▸ EXERCISE GOAL:
From the listing below, pull out the lines that hold "page".

▸ EXERCISE INPUT:
+ + + +
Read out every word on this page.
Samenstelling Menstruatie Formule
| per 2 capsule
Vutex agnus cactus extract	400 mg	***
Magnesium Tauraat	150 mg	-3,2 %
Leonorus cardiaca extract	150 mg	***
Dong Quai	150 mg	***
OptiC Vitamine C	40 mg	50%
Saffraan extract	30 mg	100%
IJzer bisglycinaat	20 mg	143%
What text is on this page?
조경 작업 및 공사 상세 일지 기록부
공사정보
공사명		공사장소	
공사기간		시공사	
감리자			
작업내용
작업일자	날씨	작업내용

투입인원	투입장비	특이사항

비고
+ + + +
▸ REPLY:
Read out every word on this page.
What text is on this page?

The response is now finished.